▸ Work required
Wherever the string "Setup" appears in the listing, copy that line.

▸ Data entries
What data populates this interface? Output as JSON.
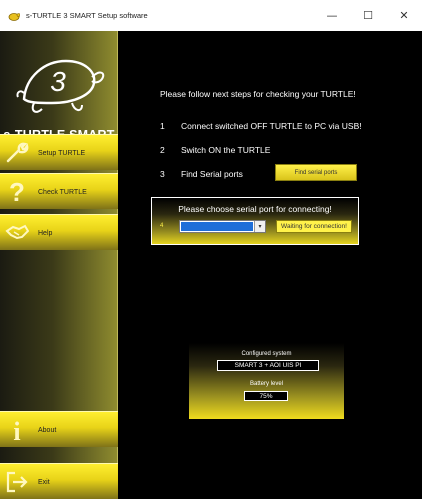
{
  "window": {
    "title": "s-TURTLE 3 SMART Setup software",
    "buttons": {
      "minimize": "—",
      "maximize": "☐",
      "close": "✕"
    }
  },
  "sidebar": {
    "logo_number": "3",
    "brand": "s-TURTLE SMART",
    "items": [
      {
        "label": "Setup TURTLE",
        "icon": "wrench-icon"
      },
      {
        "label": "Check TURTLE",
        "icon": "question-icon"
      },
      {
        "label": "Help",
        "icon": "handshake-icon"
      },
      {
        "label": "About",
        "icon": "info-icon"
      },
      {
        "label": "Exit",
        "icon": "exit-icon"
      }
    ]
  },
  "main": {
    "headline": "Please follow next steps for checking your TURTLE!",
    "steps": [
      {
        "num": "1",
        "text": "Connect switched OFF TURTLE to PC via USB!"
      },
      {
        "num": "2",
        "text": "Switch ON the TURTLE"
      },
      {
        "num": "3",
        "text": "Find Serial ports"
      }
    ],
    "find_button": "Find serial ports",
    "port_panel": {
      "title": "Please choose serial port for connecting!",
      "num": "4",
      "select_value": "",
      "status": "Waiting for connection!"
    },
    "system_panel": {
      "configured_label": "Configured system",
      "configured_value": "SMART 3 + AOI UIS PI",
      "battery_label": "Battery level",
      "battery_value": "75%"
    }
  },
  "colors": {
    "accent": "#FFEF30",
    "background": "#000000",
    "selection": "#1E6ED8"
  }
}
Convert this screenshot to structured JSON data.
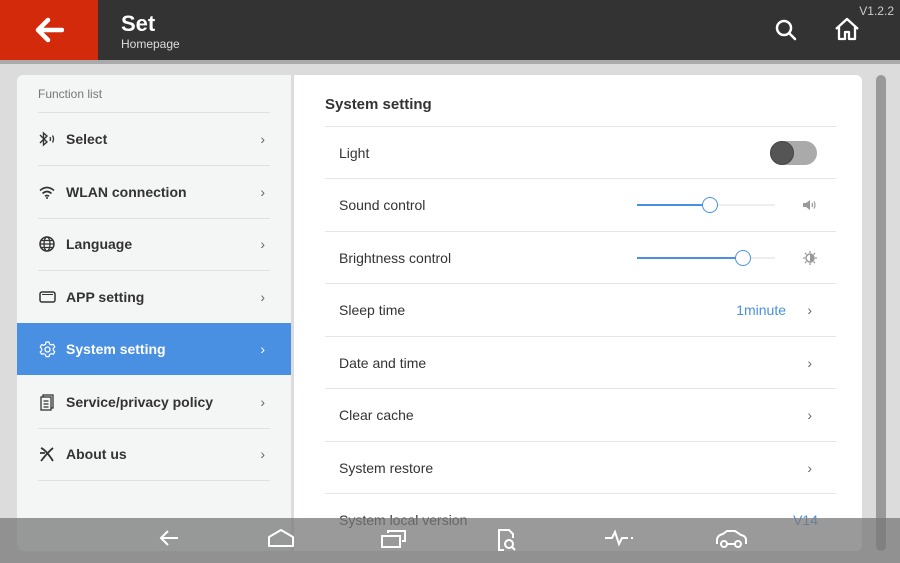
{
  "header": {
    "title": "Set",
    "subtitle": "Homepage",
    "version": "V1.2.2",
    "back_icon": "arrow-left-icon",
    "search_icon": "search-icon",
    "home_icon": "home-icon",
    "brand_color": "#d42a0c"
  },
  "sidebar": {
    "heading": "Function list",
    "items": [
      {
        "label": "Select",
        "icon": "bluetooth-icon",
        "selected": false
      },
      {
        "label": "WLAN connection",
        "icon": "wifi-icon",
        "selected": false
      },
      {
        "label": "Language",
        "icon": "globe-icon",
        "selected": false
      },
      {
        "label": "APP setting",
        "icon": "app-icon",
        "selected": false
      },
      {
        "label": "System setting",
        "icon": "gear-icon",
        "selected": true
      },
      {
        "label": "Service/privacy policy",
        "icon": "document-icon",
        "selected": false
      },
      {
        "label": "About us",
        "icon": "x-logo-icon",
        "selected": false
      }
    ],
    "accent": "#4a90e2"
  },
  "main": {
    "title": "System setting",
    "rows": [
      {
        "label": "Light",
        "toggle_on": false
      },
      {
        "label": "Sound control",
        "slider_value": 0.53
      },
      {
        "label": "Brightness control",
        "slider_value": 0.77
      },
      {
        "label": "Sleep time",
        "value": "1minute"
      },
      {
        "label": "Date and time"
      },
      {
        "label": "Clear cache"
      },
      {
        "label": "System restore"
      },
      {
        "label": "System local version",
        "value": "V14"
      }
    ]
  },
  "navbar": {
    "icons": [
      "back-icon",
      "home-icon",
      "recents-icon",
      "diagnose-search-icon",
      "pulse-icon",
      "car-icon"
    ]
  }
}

▸ Result of this task
    "title": "s-TURTLE 3 SMART Setup software",
        "label": "Setup TURTLE",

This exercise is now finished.